■ **Exercise directions**: Word for word, copy out the entries below, but not the pictures in them.

■ **Entries taken from a collection**:

###

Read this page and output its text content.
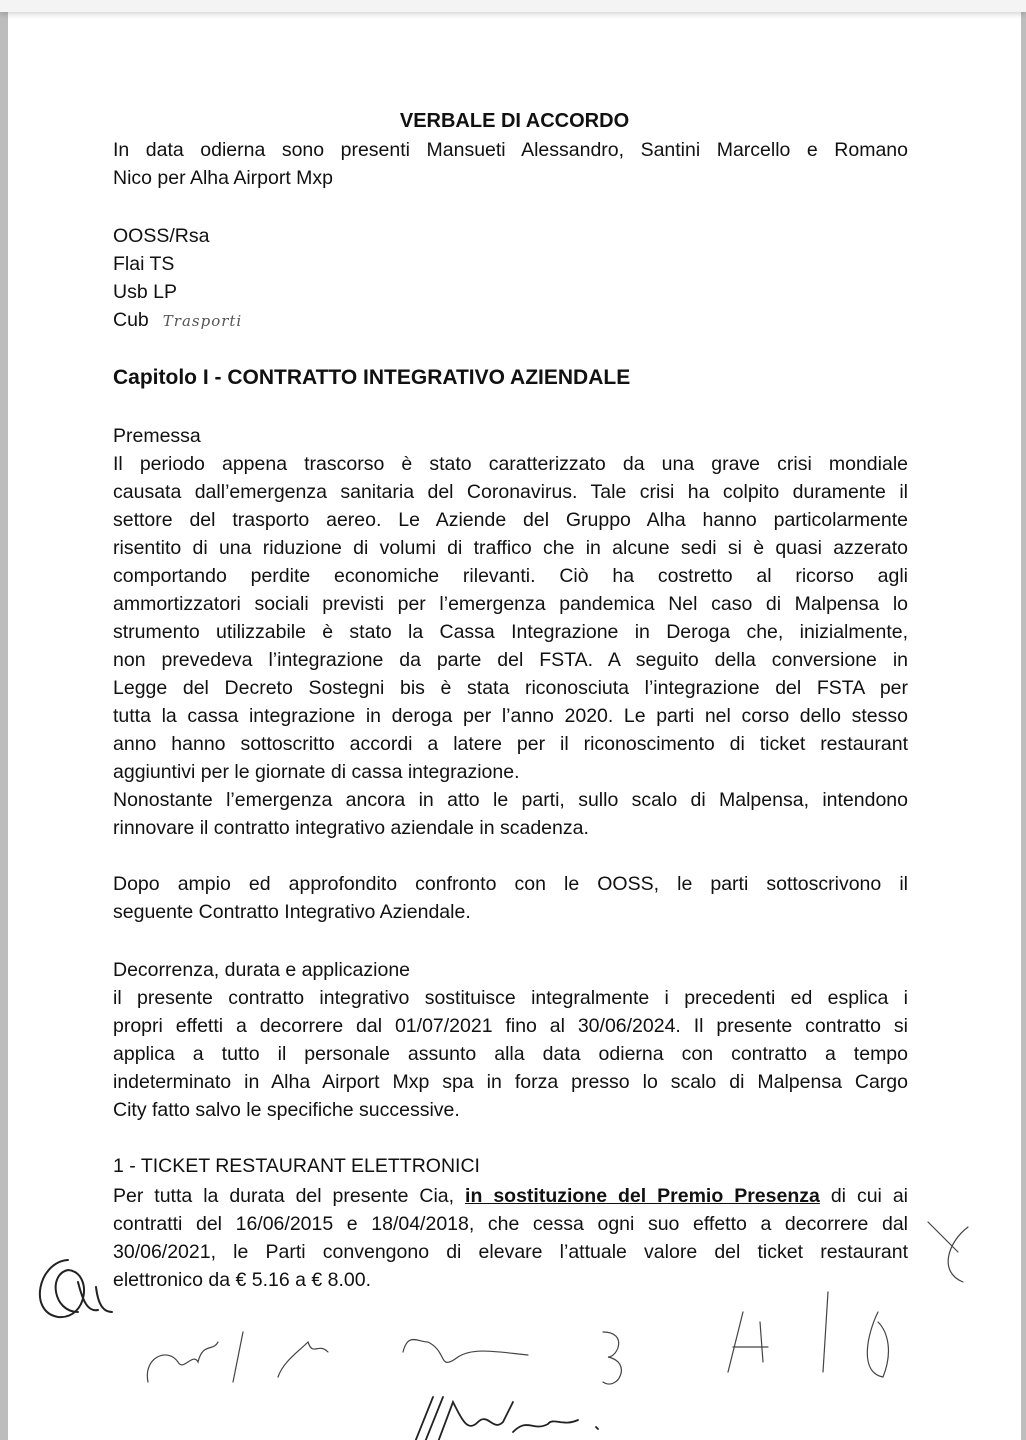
VERBALE DI ACCORDO
In data odierna sono presenti Mansueti Alessandro, Santini Marcello e Romano
Nico per Alha Airport Mxp
OOSS/Rsa
Flai TS
Usb LP
Cub Trasporti
Capitolo I - CONTRATTO INTEGRATIVO AZIENDALE
Premessa
Il periodo appena trascorso è stato caratterizzato da una grave crisi mondiale
causata dall’emergenza sanitaria del Coronavirus. Tale crisi ha colpito duramente il
settore del trasporto aereo. Le Aziende del Gruppo Alha hanno particolarmente
risentito di una riduzione di volumi di traffico che in alcune sedi si è quasi azzerato
comportando perdite economiche rilevanti. Ciò ha costretto al ricorso agli
ammortizzatori sociali previsti per l’emergenza pandemica Nel caso di Malpensa lo
strumento utilizzabile è stato la Cassa Integrazione in Deroga che, inizialmente,
non prevedeva l’integrazione da parte del FSTA. A seguito della conversione in
Legge del Decreto Sostegni bis è stata riconosciuta l’integrazione del FSTA per
tutta la cassa integrazione in deroga per l’anno 2020. Le parti nel corso dello stesso
anno hanno sottoscritto accordi a latere per il riconoscimento di ticket restaurant
aggiuntivi per le giornate di cassa integrazione.
Nonostante l’emergenza ancora in atto le parti, sullo scalo di Malpensa, intendono
rinnovare il contratto integrativo aziendale in scadenza.
Dopo ampio ed approfondito confronto con le OOSS, le parti sottoscrivono il
seguente Contratto Integrativo Aziendale.
Decorrenza, durata e applicazione
il presente contratto integrativo sostituisce integralmente i precedenti ed esplica i
propri effetti a decorrere dal 01/07/2021 fino al 30/06/2024. Il presente contratto si
applica a tutto il personale assunto alla data odierna con contratto a tempo
indeterminato in Alha Airport Mxp spa in forza presso lo scalo di Malpensa Cargo
City fatto salvo le specifiche successive.
1 - TICKET RESTAURANT ELETTRONICI
Per tutta la durata del presente Cia, in sostituzione del Premio Presenza di cui ai
contratti del 16/06/2015 e 18/04/2018, che cessa ogni suo effetto a decorrere dal
30/06/2021, le Parti convengono di elevare l’attuale valore del ticket restaurant
elettronico da € 5.16 a € 8.00.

###

■ **Response to this exercise**:
Read this page and output its text content.
VERBALE DI ACCORDO
In data odierna sono presenti Mansueti Alessandro, Santini Marcello e Romano
Nico per Alha Airport Mxp
OOSS/Rsa
Flai TS
Usb LP
Cub Trasporti
Capitolo I - CONTRATTO INTEGRATIVO AZIENDALE
Premessa
Il periodo appena trascorso è stato caratterizzato da una grave crisi mondiale
causata dall’emergenza sanitaria del Coronavirus. Tale crisi ha colpito duramente il
settore del trasporto aereo. Le Aziende del Gruppo Alha hanno particolarmente
risentito di una riduzione di volumi di traffico che in alcune sedi si è quasi azzerato
comportando perdite economiche rilevanti. Ciò ha costretto al ricorso agli
ammortizzatori sociali previsti per l’emergenza pandemica Nel caso di Malpensa lo
strumento utilizzabile è stato la Cassa Integrazione in Deroga che, inizialmente,
non prevedeva l’integrazione da parte del FSTA. A seguito della conversione in
Legge del Decreto Sostegni bis è stata riconosciuta l’integrazione del FSTA per
tutta la cassa integrazione in deroga per l’anno 2020. Le parti nel corso dello stesso
anno hanno sottoscritto accordi a latere per il riconoscimento di ticket restaurant
aggiuntivi per le giornate di cassa integrazione.
Nonostante l’emergenza ancora in atto le parti, sullo scalo di Malpensa, intendono
rinnovare il contratto integrativo aziendale in scadenza.
Dopo ampio ed approfondito confronto con le OOSS, le parti sottoscrivono il
seguente Contratto Integrativo Aziendale.
Decorrenza, durata e applicazione
il presente contratto integrativo sostituisce integralmente i precedenti ed esplica i
propri effetti a decorrere dal 01/07/2021 fino al 30/06/2024. Il presente contratto si
applica a tutto il personale assunto alla data odierna con contratto a tempo
indeterminato in Alha Airport Mxp spa in forza presso lo scalo di Malpensa Cargo
City fatto salvo le specifiche successive.
1 - TICKET RESTAURANT ELETTRONICI
Per tutta la durata del presente Cia, in sostituzione del Premio Presenza di cui ai
contratti del 16/06/2015 e 18/04/2018, che cessa ogni suo effetto a decorrere dal
30/06/2021, le Parti convengono di elevare l’attuale valore del ticket restaurant
elettronico da € 5.16 a € 8.00.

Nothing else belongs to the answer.